Hallo Saito, ich möchte, bevor ich auf deine Fragen eingehe gern etwas allgemein vorausschicken. Zunächst solltest du dir bewusst machen, dass es zwischen Judentum und Islam gar nicht so große Differenzen gibt und sie sich in vielen Bereichen, gerade was die Halacha, also das Religionsgesetz angeht, wesentlich näher sind als etwa Judentum und Christentum. Dessen solltest du dir, wenn du an einen Rabbiner herantreten solltest bewusst sein. Du sagst, dir ist 5x am Tag beten zu viel - die Frage ist aber, könntest du mit 3x am Tag leben, plus jedes Mal, bevor du etwas isst oder trinkst (außer Wasser) einen Segensspruch darüber zu sagen und auch danach die Bracha bzw. Birkat HaMason (Tischgebet)? Du hast zudem strengere Speisegebote als im Islam; orthodoxe jüdische Männer und Frauen unterliegen dem Prinzip der Tznius (also etwa gesittete Kleidung, Verhalten, etc) und nicht zuletzt müsstest du Shomer Shabbat, Shomer Negiah und Shomer Kashruth werden. Das ist kein Spaziergang und du würdest dir 613 Ge- und Verbote auferlegen. Von daher, solltest du das Judentum wirklich in Betracht ziehen, solltest du keinem Rabbiner sagen, dass dir der Islam zu anstrengend ist, denn er wird dir sagen, dass das Judentum viel anstrengender ist und genug schlechte Juden hat, daher braucht es nur noch besonders gute (i.e. solche, die sich an die Halacha halten). Judentum ist zudem keine Frage von Glaube/Unglaube, sondern es ist ein Lebensstil, der auf einem Glauben beruht, aber auch ohne diesen funktioniert. Ich gehe jetzt zu deinen Fragen.
- Ein liberaler Gijur dauert im Schnitt um die 2-3 Jahre, ein orthodoxer in etwa 5-7 Jahre - das ist so, weil Judentum keine Frage des Glaubens ist, sondern praktisch gelebt werden will. Willst du Jude werden, musst du all diese Ge- und Verbote, die Feiertage, Hebräisch so weit, dass du den Siddur nutzen und dem G'ttesdienst folgen kannst, lernen - kurz: Du wirst ein anderer Mensch und so etwas geht nicht über Nacht, sondern braucht Zeit.
2.Die Unterschiede hier im Detail zu erläutern würde den Rahmen hier sprengen. Das kannst du googlen und nachlesen oder du besorgst dir ein Buch über das Judentum, darin wirst du es im Detail finden. Grundsätzlich hat es einerseits mit dem Verständnis der Tora zu tun, sowie mit den daraus resultierenden Sichten auf Halacha und Gebote, sowie Liturgie. Reformjuden dürfen nach IL Alijah machen, so fern sie einen Gijur gemacht haben (konvertiert sind), sind sie aber durch das Oberrabbinat nicht als Juden anerkannt und können z.B. nicht in IL heiraten oder auf dem jüd. Friedhof begragen werden.
○ ○ ○
Zu lösende Aufgabe
Schreibe den Abschnitt von „2.Die Unterschiede hier“ bis „Friedhof begragen werden.“ aus dem Text über den Übertritt zum Judentum erneut ab und ersetze darin „Oberrabbinat“ durch „Rabbinat“. Die Auflistung stammt aus einer anderen Quelle als der Text.

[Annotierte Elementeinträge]
○ ○ ○
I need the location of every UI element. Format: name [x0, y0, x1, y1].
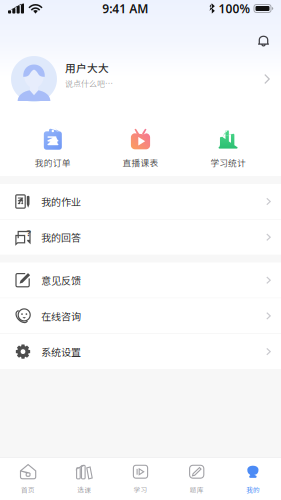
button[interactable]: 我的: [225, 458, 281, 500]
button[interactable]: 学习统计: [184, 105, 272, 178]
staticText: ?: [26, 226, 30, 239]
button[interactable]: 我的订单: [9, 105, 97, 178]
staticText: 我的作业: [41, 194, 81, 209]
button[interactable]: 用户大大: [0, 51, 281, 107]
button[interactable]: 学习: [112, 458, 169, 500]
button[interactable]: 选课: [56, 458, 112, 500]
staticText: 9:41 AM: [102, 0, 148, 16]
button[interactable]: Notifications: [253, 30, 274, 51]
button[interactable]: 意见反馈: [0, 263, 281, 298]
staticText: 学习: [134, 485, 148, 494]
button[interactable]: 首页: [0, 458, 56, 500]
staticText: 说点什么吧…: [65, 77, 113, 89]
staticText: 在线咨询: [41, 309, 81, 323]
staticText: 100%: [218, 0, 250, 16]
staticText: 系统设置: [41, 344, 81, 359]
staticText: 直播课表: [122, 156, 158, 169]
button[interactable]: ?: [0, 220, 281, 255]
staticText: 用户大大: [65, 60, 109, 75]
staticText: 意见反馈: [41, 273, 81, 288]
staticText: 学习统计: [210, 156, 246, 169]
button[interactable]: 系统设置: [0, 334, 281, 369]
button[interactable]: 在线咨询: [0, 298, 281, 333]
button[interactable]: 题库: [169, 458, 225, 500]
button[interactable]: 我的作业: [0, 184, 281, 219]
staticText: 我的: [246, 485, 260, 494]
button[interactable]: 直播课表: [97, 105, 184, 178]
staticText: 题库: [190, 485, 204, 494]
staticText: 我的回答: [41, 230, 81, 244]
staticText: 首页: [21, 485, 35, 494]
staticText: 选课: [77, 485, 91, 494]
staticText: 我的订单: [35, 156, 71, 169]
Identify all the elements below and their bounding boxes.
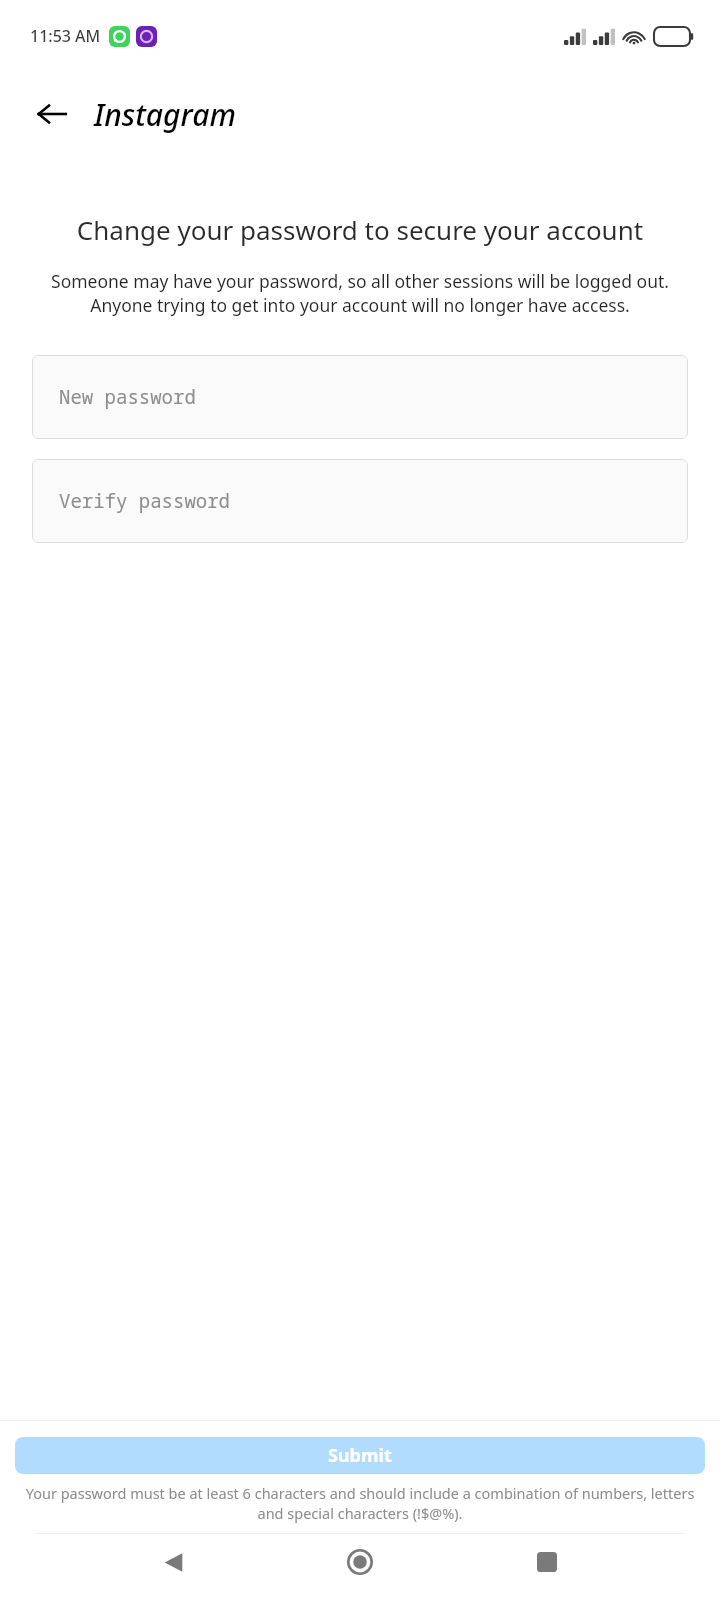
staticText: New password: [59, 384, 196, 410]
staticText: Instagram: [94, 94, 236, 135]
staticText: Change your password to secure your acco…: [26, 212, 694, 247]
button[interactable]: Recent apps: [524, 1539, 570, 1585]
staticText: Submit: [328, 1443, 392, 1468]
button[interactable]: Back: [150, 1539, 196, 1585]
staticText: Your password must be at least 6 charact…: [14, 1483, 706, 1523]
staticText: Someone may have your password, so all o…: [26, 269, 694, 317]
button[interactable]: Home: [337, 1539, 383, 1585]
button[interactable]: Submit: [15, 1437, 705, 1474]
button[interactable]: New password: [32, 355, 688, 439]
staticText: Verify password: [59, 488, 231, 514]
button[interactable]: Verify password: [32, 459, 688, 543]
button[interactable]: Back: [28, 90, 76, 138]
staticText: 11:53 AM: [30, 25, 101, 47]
○ ○ ○
Lösung
2.Die Unterschiede hier im Detail zu erläutern würde den Rahmen hier sprengen. Das kannst du googlen und nachlesen oder du besorgst dir ein Buch über das Judentum, darin wirst du es im Detail finden. Grundsätzlich hat es einerseits mit dem Verständnis der Tora zu tun, sowie mit den daraus resultierenden Sichten auf Halacha und Gebote, sowie Liturgie. Reformjuden dürfen nach IL Alijah machen, so fern sie einen Gijur gemacht haben (konvertiert sind), sind sie aber durch das Rabbinat nicht als Juden anerkannt und können z.B. nicht in IL heiraten oder auf dem jüd. Friedhof begragen werden.